## Given problem
Drop all images and give the records again exactly.

Records from a data collection
------------------------------
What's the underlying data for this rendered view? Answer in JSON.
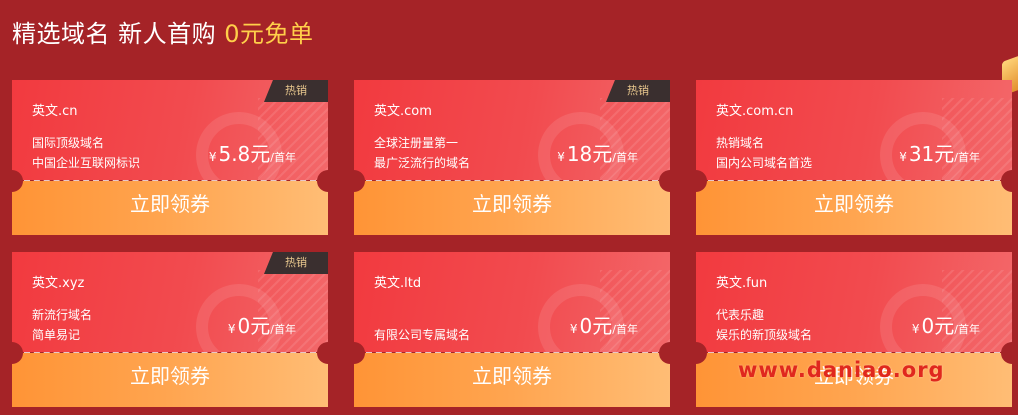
{
  "header": {
    "title": "精选域名 新人首购",
    "highlight": "0元免单"
  },
  "cards": [
    {
      "domain": "英文.cn",
      "tag": "热销",
      "desc1": "国际顶级域名",
      "desc2": "中国企业互联网标识",
      "currency": "¥",
      "price": "5.8元",
      "unit": "/首年",
      "button": "立即领券"
    },
    {
      "domain": "英文.com",
      "tag": "热销",
      "desc1": "全球注册量第一",
      "desc2": "最广泛流行的域名",
      "currency": "¥",
      "price": "18元",
      "unit": "/首年",
      "button": "立即领券"
    },
    {
      "domain": "英文.com.cn",
      "tag": "",
      "desc1": "热销域名",
      "desc2": "国内公司域名首选",
      "currency": "¥",
      "price": "31元",
      "unit": "/首年",
      "button": "立即领券"
    },
    {
      "domain": "英文.xyz",
      "tag": "热销",
      "desc1": "新流行域名",
      "desc2": "简单易记",
      "currency": "¥",
      "price": "0元",
      "unit": "/首年",
      "button": "立即领券"
    },
    {
      "domain": "英文.ltd",
      "tag": "",
      "desc1": "",
      "desc2": "有限公司专属域名",
      "currency": "¥",
      "price": "0元",
      "unit": "/首年",
      "button": "立即领券"
    },
    {
      "domain": "英文.fun",
      "tag": "",
      "desc1": "代表乐趣",
      "desc2": "娱乐的新顶级域名",
      "currency": "¥",
      "price": "0元",
      "unit": "/首年",
      "button": "立即领券"
    }
  ],
  "watermark": "www.daniao.org",
  "colors": {
    "background": "#a52327",
    "card_top": "#f23a3f",
    "button": "#ffa550",
    "highlight": "#ffcf4a",
    "tag_bg": "#3a2f2f",
    "tag_text": "#e9c88e"
  }
}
------------------------------
## Task response
What's the underlying data for this rendered view? Answer in JSON.
{
  "header": {
    "title": "精选域名 新人首购",
    "highlight": "0元免单"
  },
  "cards": [
    {
      "domain": "英文.cn",
      "tag": "热销",
      "desc1": "国际顶级域名",
      "desc2": "中国企业互联网标识",
      "currency": "¥",
      "price": "5.8元",
      "unit": "/首年",
      "button": "立即领券"
    },
    {
      "domain": "英文.com",
      "tag": "热销",
      "desc1": "全球注册量第一",
      "desc2": "最广泛流行的域名",
      "currency": "¥",
      "price": "18元",
      "unit": "/首年",
      "button": "立即领券"
    },
    {
      "domain": "英文.com.cn",
      "tag": "",
      "desc1": "热销域名",
      "desc2": "国内公司域名首选",
      "currency": "¥",
      "price": "31元",
      "unit": "/首年",
      "button": "立即领券"
    },
    {
      "domain": "英文.xyz",
      "tag": "热销",
      "desc1": "新流行域名",
      "desc2": "简单易记",
      "currency": "¥",
      "price": "0元",
      "unit": "/首年",
      "button": "立即领券"
    },
    {
      "domain": "英文.ltd",
      "tag": "",
      "desc1": "",
      "desc2": "有限公司专属域名",
      "currency": "¥",
      "price": "0元",
      "unit": "/首年",
      "button": "立即领券"
    },
    {
      "domain": "英文.fun",
      "tag": "",
      "desc1": "代表乐趣",
      "desc2": "娱乐的新顶级域名",
      "currency": "¥",
      "price": "0元",
      "unit": "/首年",
      "button": "立即领券"
    }
  ],
  "watermark": "www.daniao.org",
  "colors": {
    "background": "#a52327",
    "card_top": "#f23a3f",
    "button": "#ffa550",
    "highlight": "#ffcf4a",
    "tag_bg": "#3a2f2f",
    "tag_text": "#e9c88e"
  }
}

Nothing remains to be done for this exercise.